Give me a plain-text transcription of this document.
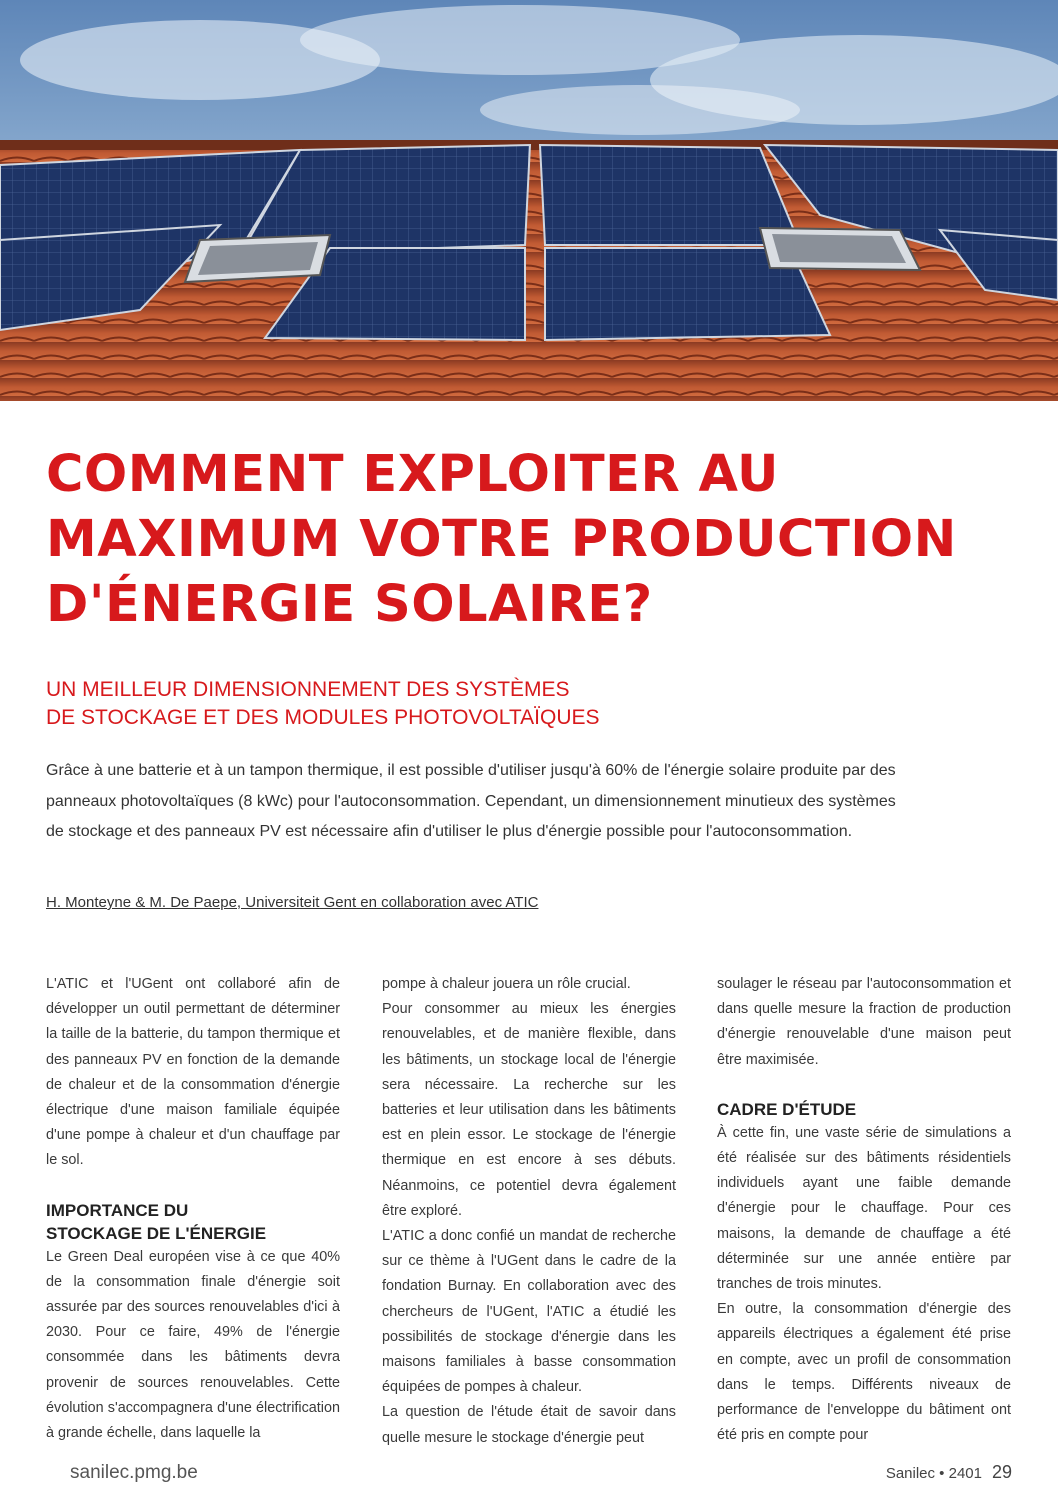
COMMENT EXPLOITER AU MAXIMUM VOTRE PRODUCTION D'ÉNERGIE SOLAIRE?
UN MEILLEUR DIMENSIONNEMENT DES SYSTÈMES
DE STOCKAGE ET DES MODULES PHOTOVOLTAÏQUES

Grâce à une batterie et à un tampon thermique, il est possible d'utiliser jusqu'à 60% de l'énergie solaire produite par des panneaux photovoltaïques (8 kWc) pour l'autoconsommation. Cependant, un dimensionnement minutieux des systèmes de stockage et des panneaux PV est nécessaire afin d'utiliser le plus d'énergie possible pour l'autoconsommation.

H. Monteyne & M. De Paepe, Universiteit Gent en collaboration avec ATIC

L'ATIC et l'UGent ont collaboré afin de développer un outil permettant de déterminer la taille de la batterie, du tampon thermique et des panneaux PV en fonction de la demande de chaleur et de la consommation d'énergie électrique d'une maison familiale équipée d'une pompe à chaleur et d'un chauffage par le sol.

IMPORTANCE DU
STOCKAGE DE L'ÉNERGIE

Le Green Deal européen vise à ce que 40% de la consommation finale d'énergie soit assurée par des sources renouvelables d'ici à 2030. Pour ce faire, 49% de l'énergie consommée dans les bâtiments devra provenir de sources renouvelables. Cette évolution s'accompagnera d'une électrification à grande échelle, dans laquelle la

pompe à chaleur jouera un rôle crucial.

Pour consommer au mieux les énergies renouvelables, et de manière flexible, dans les bâtiments, un stockage local de l'énergie sera nécessaire. La recherche sur les batteries et leur utilisation dans les bâtiments est en plein essor. Le stockage de l'énergie thermique en est encore à ses débuts. Néanmoins, ce potentiel devra également être exploré.

L'ATIC a donc confié un mandat de recherche sur ce thème à l'UGent dans le cadre de la fondation Burnay. En collaboration avec des chercheurs de l'UGent, l'ATIC a étudié les possibilités de stockage d'énergie dans les maisons familiales à basse consommation équipées de pompes à chaleur.

La question de l'étude était de savoir dans quelle mesure le stockage d'énergie peut

soulager le réseau par l'autoconsommation et dans quelle mesure la fraction de production d'énergie renouvelable d'une maison peut être maximisée.

CADRE D'ÉTUDE

À cette fin, une vaste série de simulations a été réalisée sur des bâtiments résidentiels individuels ayant une faible demande d'énergie pour le chauffage. Pour ces maisons, la demande de chauffage a été déterminée sur une année entière par tranches de trois minutes.

En outre, la consommation d'énergie des appareils électriques a également été prise en compte, avec un profil de consommation dans le temps. Différents niveaux de performance de l'enveloppe du bâtiment ont été pris en compte pour

sanilec.pmg.be	Sanilec • 2401 29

**Exercise requirements**: Give an exact reproduction of every line, leaving out any picture.

**Result for this task**:
Give me a plain-text transcription of this document.
COMMENT EXPLOITER AU MAXIMUM VOTRE PRODUCTION D'ÉNERGIE SOLAIRE?
UN MEILLEUR DIMENSIONNEMENT DES SYSTÈMES
DE STOCKAGE ET DES MODULES PHOTOVOLTAÏQUES

Grâce à une batterie et à un tampon thermique, il est possible d'utiliser jusqu'à 60% de l'énergie solaire produite par des panneaux photovoltaïques (8 kWc) pour l'autoconsommation. Cependant, un dimensionnement minutieux des systèmes de stockage et des panneaux PV est nécessaire afin d'utiliser le plus d'énergie possible pour l'autoconsommation.

H. Monteyne & M. De Paepe, Universiteit Gent en collaboration avec ATIC

L'ATIC et l'UGent ont collaboré afin de développer un outil permettant de déterminer la taille de la batterie, du tampon thermique et des panneaux PV en fonction de la demande de chaleur et de la consommation d'énergie électrique d'une maison familiale équipée d'une pompe à chaleur et d'un chauffage par le sol.

IMPORTANCE DU
STOCKAGE DE L'ÉNERGIE

Le Green Deal européen vise à ce que 40% de la consommation finale d'énergie soit assurée par des sources renouvelables d'ici à 2030. Pour ce faire, 49% de l'énergie consommée dans les bâtiments devra provenir de sources renouvelables. Cette évolution s'accompagnera d'une électrification à grande échelle, dans laquelle la

pompe à chaleur jouera un rôle crucial.

Pour consommer au mieux les énergies renouvelables, et de manière flexible, dans les bâtiments, un stockage local de l'énergie sera nécessaire. La recherche sur les batteries et leur utilisation dans les bâtiments est en plein essor. Le stockage de l'énergie thermique en est encore à ses débuts. Néanmoins, ce potentiel devra également être exploré.

L'ATIC a donc confié un mandat de recherche sur ce thème à l'UGent dans le cadre de la fondation Burnay. En collaboration avec des chercheurs de l'UGent, l'ATIC a étudié les possibilités de stockage d'énergie dans les maisons familiales à basse consommation équipées de pompes à chaleur.

La question de l'étude était de savoir dans quelle mesure le stockage d'énergie peut

soulager le réseau par l'autoconsommation et dans quelle mesure la fraction de production d'énergie renouvelable d'une maison peut être maximisée.

CADRE D'ÉTUDE

À cette fin, une vaste série de simulations a été réalisée sur des bâtiments résidentiels individuels ayant une faible demande d'énergie pour le chauffage. Pour ces maisons, la demande de chauffage a été déterminée sur une année entière par tranches de trois minutes.

En outre, la consommation d'énergie des appareils électriques a également été prise en compte, avec un profil de consommation dans le temps. Différents niveaux de performance de l'enveloppe du bâtiment ont été pris en compte pour

sanilec.pmg.be	Sanilec • 2401 29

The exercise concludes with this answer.